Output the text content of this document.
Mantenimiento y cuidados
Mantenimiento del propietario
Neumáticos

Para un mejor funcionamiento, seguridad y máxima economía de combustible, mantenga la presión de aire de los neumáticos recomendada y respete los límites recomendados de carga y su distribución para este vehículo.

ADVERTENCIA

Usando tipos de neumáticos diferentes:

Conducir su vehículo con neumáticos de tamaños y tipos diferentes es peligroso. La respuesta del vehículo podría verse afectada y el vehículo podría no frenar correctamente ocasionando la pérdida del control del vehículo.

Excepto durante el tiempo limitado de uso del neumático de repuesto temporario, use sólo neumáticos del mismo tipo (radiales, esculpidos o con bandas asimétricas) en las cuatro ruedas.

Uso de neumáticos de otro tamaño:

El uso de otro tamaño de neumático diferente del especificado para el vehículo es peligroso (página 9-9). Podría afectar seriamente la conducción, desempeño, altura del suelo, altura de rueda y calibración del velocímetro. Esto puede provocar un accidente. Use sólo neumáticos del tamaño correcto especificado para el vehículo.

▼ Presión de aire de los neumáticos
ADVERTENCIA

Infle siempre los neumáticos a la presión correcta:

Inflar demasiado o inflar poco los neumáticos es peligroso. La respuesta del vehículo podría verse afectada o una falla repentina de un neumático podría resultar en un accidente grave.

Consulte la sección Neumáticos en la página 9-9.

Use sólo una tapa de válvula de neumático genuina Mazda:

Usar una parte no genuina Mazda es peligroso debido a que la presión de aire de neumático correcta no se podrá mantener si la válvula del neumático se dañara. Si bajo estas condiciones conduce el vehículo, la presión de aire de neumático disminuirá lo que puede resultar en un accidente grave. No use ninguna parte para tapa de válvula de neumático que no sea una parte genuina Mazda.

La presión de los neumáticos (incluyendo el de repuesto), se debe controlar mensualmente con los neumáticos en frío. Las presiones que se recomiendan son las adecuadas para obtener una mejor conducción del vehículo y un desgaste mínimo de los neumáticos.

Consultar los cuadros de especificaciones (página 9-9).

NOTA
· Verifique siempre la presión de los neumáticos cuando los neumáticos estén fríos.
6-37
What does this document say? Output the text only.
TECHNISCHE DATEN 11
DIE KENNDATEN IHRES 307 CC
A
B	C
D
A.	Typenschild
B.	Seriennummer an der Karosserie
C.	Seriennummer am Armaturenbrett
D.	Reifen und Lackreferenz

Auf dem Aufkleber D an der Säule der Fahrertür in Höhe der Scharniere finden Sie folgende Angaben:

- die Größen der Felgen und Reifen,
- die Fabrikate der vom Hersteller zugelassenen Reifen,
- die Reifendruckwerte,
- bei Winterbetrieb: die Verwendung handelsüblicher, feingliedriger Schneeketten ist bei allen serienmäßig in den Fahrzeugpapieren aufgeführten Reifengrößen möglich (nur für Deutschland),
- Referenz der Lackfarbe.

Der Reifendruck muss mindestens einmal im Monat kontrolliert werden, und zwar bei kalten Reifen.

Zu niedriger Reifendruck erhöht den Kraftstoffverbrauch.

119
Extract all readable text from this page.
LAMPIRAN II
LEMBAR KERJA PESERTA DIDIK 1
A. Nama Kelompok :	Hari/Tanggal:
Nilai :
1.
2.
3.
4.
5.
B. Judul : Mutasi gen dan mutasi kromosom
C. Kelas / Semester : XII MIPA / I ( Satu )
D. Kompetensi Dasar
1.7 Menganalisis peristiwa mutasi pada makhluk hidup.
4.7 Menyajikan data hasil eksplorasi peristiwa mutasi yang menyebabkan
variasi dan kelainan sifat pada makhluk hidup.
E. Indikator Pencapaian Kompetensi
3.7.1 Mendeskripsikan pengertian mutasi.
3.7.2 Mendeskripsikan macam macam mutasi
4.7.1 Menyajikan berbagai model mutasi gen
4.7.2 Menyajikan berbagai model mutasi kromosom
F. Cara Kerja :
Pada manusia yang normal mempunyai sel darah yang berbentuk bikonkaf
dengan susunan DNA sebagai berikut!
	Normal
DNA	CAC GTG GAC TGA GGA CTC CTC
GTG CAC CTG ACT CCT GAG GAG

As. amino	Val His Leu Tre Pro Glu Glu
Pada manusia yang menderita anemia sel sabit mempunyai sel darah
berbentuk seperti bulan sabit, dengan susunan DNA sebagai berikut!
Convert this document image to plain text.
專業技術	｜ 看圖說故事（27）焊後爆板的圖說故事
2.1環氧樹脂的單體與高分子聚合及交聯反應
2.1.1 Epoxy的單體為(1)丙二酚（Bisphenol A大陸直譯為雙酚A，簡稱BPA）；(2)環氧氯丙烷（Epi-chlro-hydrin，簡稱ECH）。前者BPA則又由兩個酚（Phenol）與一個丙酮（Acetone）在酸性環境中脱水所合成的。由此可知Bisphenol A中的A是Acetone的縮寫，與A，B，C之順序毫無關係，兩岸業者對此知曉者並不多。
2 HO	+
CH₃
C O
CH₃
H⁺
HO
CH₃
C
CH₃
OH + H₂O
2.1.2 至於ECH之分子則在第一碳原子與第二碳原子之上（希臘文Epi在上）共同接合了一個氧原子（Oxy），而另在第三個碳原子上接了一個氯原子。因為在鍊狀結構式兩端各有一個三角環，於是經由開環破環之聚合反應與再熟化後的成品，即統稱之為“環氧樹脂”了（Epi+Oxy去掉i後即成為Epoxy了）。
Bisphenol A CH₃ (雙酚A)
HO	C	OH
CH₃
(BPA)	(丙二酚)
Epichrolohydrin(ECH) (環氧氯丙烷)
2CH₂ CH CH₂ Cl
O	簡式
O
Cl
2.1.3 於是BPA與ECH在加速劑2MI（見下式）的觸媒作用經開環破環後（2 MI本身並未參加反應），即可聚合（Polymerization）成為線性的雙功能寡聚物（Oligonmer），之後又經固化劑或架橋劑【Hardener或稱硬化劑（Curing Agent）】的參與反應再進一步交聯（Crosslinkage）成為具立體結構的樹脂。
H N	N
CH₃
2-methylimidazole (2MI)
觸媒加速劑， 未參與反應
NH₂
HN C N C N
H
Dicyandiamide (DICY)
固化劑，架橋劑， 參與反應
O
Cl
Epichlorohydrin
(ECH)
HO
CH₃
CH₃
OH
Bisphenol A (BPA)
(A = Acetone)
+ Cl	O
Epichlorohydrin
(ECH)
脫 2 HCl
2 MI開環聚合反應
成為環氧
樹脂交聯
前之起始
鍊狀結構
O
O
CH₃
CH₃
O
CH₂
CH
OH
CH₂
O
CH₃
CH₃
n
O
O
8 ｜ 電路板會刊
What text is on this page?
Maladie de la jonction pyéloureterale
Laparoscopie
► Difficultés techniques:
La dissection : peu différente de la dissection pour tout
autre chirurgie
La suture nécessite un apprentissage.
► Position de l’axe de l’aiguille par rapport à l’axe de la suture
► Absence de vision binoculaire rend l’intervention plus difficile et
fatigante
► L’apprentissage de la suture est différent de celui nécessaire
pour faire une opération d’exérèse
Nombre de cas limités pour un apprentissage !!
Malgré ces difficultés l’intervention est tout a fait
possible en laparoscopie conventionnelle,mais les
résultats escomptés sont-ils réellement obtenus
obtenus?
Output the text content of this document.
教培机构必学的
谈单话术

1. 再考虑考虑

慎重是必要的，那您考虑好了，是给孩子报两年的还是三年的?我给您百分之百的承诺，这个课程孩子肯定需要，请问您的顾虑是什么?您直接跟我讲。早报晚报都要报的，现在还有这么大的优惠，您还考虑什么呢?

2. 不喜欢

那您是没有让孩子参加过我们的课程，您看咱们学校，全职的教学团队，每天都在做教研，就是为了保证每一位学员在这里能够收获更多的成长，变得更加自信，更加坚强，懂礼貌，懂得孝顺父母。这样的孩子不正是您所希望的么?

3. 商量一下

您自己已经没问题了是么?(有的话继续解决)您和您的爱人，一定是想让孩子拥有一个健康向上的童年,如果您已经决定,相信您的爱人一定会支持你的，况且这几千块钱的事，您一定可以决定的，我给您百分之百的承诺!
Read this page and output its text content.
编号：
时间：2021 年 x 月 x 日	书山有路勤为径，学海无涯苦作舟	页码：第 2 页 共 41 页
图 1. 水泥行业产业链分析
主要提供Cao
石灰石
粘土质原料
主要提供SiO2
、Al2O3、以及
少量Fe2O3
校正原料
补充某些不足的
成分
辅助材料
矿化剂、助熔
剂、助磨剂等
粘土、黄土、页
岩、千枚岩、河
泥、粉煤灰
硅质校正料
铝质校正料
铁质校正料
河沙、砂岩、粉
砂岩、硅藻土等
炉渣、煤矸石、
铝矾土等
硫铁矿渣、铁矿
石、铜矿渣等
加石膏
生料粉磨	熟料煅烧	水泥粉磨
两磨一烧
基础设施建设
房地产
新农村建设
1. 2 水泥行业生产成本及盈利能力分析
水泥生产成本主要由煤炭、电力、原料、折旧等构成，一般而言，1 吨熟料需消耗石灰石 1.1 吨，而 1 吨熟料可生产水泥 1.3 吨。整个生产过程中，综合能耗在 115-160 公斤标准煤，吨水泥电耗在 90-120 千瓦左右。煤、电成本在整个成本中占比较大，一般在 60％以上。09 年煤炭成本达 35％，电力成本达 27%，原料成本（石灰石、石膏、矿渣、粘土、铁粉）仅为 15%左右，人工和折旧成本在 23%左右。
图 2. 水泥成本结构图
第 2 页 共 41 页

---------------

■ **TASK TO COMPLETE**:
Using the entries above, state how many lines include the word "Menyajikan", with no other words.

■ **SOLUTION TO THE EXERCISE**:
3